Task requirements:
1: Answer these questions about the article on leak prosecutions:
(a) In what year did the National Security Agency hire Thomas A. Drake?
(b) How many felony charges does Mr. Drake face?
(c) What sentence did the F.B.I. translator receive in May?
2: Turn the dataset records, from their first line through the line containing "- x-tick-label: 4: [243, 392, 250, 404]", into a JSON list of strings with one string per line. Include both ends and leave out blank lines.

Source passage:
** begin **
Hired in 2001 by the National Security Agency to help it catch up with the e-mail and cellphone revolution, Thomas A. Drake became convinced that the government’s eavesdroppers were squandering hundreds of millions of dollars on failed programs while ignoring a promising alternative.
He took his concerns everywhere inside the secret world: to his bosses, to the agency’s inspector general, to the Defense Department’s inspector general and to the Congressional intelligence committees. But he felt his message was not getting through.
So he contacted a reporter for The Baltimore Sun.

NSA Headquarters - Maryland
Today, because of that decision, Mr. Drake, 53, a veteran intelligence bureaucrat who collected early computers, faces years in prison on 10 felony charges involving the mishandling of classified information and obstruction of justice.
The indictment of Mr. Drake was the latest evidence that the Obama administration is proving more aggressive than the Bush administration in seeking to punish unauthorized leaks to the press.
In 17 months in office, President Obama has already outdone every previous president in pursuing leak prosecutions. His administration has taken actions that might have provoked sharp political criticism for his predecessor, George W. Bush, who was often in public fights with the press.
Mr. Drake was charged in April; in May, an F.B.I. translator was sentenced to 20 months in prison for providing classified documents to a blogger; this week, the Pentagon confirmed the arrest of a 22-year-old Army intelligence analyst suspected of passing a classified video of an American military helicopter shooting Baghdad civilians to the Web site Wikileaks.org.
Meanwhile, the Justice Department has renewed a subpoena in a case involving an alleged leak of classified information on a bungled attempt to disrupt Iran’s nuclear program that was described in “State of War,” a 2006 book by James Risen. The author is a reporter for The New York Times. And several press disclosures since Mr. Obama took office have been referred to the Justice Department for investigation, officials said, though it is uncertain whether they will result in criminal cases.
** end **
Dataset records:
** begin **
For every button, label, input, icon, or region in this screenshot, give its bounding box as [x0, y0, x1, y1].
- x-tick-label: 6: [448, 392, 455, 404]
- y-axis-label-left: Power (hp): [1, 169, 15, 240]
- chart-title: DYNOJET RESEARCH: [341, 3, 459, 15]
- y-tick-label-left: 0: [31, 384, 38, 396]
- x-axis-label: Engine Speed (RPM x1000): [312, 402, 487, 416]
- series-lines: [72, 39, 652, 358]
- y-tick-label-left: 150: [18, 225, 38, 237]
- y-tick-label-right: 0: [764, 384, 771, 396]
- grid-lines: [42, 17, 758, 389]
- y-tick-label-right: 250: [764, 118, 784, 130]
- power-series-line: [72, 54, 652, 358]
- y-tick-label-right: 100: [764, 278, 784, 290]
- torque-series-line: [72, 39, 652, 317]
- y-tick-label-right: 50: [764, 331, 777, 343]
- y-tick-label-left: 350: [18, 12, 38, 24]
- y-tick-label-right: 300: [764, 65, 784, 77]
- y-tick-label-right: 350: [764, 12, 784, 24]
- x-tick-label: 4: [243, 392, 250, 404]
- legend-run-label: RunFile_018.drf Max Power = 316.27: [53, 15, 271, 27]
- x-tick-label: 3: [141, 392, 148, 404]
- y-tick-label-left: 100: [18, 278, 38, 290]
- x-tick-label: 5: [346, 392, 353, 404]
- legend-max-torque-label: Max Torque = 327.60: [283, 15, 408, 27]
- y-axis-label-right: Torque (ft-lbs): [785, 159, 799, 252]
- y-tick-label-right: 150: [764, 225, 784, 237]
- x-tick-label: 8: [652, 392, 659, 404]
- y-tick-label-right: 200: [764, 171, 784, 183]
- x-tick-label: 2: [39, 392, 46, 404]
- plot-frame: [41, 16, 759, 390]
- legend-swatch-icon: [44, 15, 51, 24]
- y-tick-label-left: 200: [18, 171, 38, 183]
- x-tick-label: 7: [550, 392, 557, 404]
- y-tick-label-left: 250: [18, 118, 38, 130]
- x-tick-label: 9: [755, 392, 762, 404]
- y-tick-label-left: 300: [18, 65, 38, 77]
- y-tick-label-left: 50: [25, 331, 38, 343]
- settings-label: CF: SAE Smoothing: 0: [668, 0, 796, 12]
** end **
Answers to the exercises:
1:
(a) 2001
(b) 10
(c) 20 months in prison

2:
[
  "For every button, label, input, icon, or region in this screenshot, give its bounding box as [x0, y0, x1, y1].",
  "- x-tick-label: 6: [448, 392, 455, 404]",
  "- y-axis-label-left: Power (hp): [1, 169, 15, 240]",
  "- chart-title: DYNOJET RESEARCH: [341, 3, 459, 15]",
  "- y-tick-label-left: 0: [31, 384, 38, 396]",
  "- x-axis-label: Engine Speed (RPM x1000): [312, 402, 487, 416]",
  "- series-lines: [72, 39, 652, 358]",
  "- y-tick-label-left: 150: [18, 225, 38, 237]",
  "- y-tick-label-right: 0: [764, 384, 771, 396]",
  "- grid-lines: [42, 17, 758, 389]",
  "- y-tick-label-right: 250: [764, 118, 784, 130]",
  "- power-series-line: [72, 54, 652, 358]",
  "- y-tick-label-right: 100: [764, 278, 784, 290]",
  "- torque-series-line: [72, 39, 652, 317]",
  "- y-tick-label-right: 50: [764, 331, 777, 343]",
  "- y-tick-label-left: 350: [18, 12, 38, 24]",
  "- y-tick-label-right: 300: [764, 65, 784, 77]",
  "- y-tick-label-right: 350: [764, 12, 784, 24]",
  "- x-tick-label: 4: [243, 392, 250, 404]"
]